**INSTRUCTIONS TO FOLLOW:** Extract every record, keeping each one exactly as it is.

►

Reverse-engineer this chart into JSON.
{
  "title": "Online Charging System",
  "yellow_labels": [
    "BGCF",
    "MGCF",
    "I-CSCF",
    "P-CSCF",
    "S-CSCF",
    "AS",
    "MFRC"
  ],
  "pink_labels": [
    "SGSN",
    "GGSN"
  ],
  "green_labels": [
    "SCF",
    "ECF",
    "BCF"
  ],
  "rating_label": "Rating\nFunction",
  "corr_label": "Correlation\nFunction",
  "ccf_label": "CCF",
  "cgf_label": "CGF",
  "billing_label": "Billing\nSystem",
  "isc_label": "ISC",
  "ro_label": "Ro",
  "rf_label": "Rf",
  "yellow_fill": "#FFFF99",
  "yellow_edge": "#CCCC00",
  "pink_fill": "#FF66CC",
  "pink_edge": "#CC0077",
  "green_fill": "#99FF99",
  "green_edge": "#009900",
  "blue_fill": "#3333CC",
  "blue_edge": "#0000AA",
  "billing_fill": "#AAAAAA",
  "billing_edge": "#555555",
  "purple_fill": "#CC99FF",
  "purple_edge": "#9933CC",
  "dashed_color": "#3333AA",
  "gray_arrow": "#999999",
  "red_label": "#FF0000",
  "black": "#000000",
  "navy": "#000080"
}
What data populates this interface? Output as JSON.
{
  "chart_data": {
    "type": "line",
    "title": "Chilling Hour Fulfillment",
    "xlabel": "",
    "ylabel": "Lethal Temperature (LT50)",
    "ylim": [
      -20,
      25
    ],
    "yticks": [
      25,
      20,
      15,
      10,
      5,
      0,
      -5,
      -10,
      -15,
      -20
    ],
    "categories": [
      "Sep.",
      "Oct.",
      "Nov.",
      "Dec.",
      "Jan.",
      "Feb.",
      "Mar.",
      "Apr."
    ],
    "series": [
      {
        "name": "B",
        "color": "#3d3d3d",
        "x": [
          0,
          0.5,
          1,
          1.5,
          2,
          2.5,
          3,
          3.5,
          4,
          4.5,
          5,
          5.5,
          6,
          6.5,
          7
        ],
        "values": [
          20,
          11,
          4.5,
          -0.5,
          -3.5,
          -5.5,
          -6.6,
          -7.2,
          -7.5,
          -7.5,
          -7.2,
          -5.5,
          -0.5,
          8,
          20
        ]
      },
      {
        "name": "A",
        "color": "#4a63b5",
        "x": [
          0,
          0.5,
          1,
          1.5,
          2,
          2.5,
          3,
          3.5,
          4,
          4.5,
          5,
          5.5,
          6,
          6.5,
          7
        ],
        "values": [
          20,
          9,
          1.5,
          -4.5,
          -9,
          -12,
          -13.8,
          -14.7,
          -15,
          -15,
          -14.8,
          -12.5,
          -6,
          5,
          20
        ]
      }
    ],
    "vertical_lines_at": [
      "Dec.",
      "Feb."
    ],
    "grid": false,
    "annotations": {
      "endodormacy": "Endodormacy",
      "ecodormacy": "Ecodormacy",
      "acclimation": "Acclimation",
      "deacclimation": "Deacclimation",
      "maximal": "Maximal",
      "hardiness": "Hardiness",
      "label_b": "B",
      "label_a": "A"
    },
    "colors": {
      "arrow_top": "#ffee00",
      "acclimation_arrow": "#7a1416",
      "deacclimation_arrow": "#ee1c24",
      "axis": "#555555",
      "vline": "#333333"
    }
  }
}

◄

**REPLY TO THE TASK:**
Reverse-engineer this chart into JSON.
{
  "title": "Online Charging System",
  "yellow_labels": [
    "BGCF",
    "MGCF",
    "I-CSCF",
    "P-CSCF",
    "S-CSCF",
    "AS",
    "MFRC"
  ],
  "pink_labels": [
    "SGSN",
    "GGSN"
  ],
  "green_labels": [
    "SCF",
    "ECF",
    "BCF"
  ],
  "rating_label": "Rating\nFunction",
  "corr_label": "Correlation\nFunction",
  "ccf_label": "CCF",
  "cgf_label": "CGF",
  "billing_label": "Billing\nSystem",
  "isc_label": "ISC",
  "ro_label": "Ro",
  "rf_label": "Rf",
  "yellow_fill": "#FFFF99",
  "yellow_edge": "#CCCC00",
  "pink_fill": "#FF66CC",
  "pink_edge": "#CC0077",
  "green_fill": "#99FF99",
  "green_edge": "#009900",
  "blue_fill": "#3333CC",
  "blue_edge": "#0000AA",
  "billing_fill": "#AAAAAA",
  "billing_edge": "#555555",
  "purple_fill": "#CC99FF",
  "purple_edge": "#9933CC",
  "dashed_color": "#3333AA",
  "gray_arrow": "#999999",
  "red_label": "#FF0000",
  "black": "#000000",
  "navy": "#000080"
}
What data populates this interface? Output as JSON.
{
  "chart_data": {
    "type": "line",
    "title": "Chilling Hour Fulfillment",
    "xlabel": "",
    "ylabel": "Lethal Temperature (LT50)",
    "ylim": [
      -20,
      25
    ],
    "yticks": [
      25,
      20,
      15,
      10,
      5,
      0,
      -5,
      -10,
      -15,
      -20
    ],
    "categories": [
      "Sep.",
      "Oct.",
      "Nov.",
      "Dec.",
      "Jan.",
      "Feb.",
      "Mar.",
      "Apr."
    ],
    "series": [
      {
        "name": "B",
        "color": "#3d3d3d",
        "x": [
          0,
          0.5,
          1,
          1.5,
          2,
          2.5,
          3,
          3.5,
          4,
          4.5,
          5,
          5.5,
          6,
          6.5,
          7
        ],
        "values": [
          20,
          11,
          4.5,
          -0.5,
          -3.5,
          -5.5,
          -6.6,
          -7.2,
          -7.5,
          -7.5,
          -7.2,
          -5.5,
          -0.5,
          8,
          20
        ]
      },
      {
        "name": "A",
        "color": "#4a63b5",
        "x": [
          0,
          0.5,
          1,
          1.5,
          2,
          2.5,
          3,
          3.5,
          4,
          4.5,
          5,
          5.5,
          6,
          6.5,
          7
        ],
        "values": [
          20,
          9,
          1.5,
          -4.5,
          -9,
          -12,
          -13.8,
          -14.7,
          -15,
          -15,
          -14.8,
          -12.5,
          -6,
          5,
          20
        ]
      }
    ],
    "vertical_lines_at": [
      "Dec.",
      "Feb."
    ],
    "grid": false,
    "annotations": {
      "endodormacy": "Endodormacy",
      "ecodormacy": "Ecodormacy",
      "acclimation": "Acclimation",
      "deacclimation": "Deacclimation",
      "maximal": "Maximal",
      "hardiness": "Hardiness",
      "label_b": "B",
      "label_a": "A"
    },
    "colors": {
      "arrow_top": "#ffee00",
      "acclimation_arrow": "#7a1416",
      "deacclimation_arrow": "#ee1c24",
      "axis": "#555555",
      "vline": "#333333"
    }
  }
}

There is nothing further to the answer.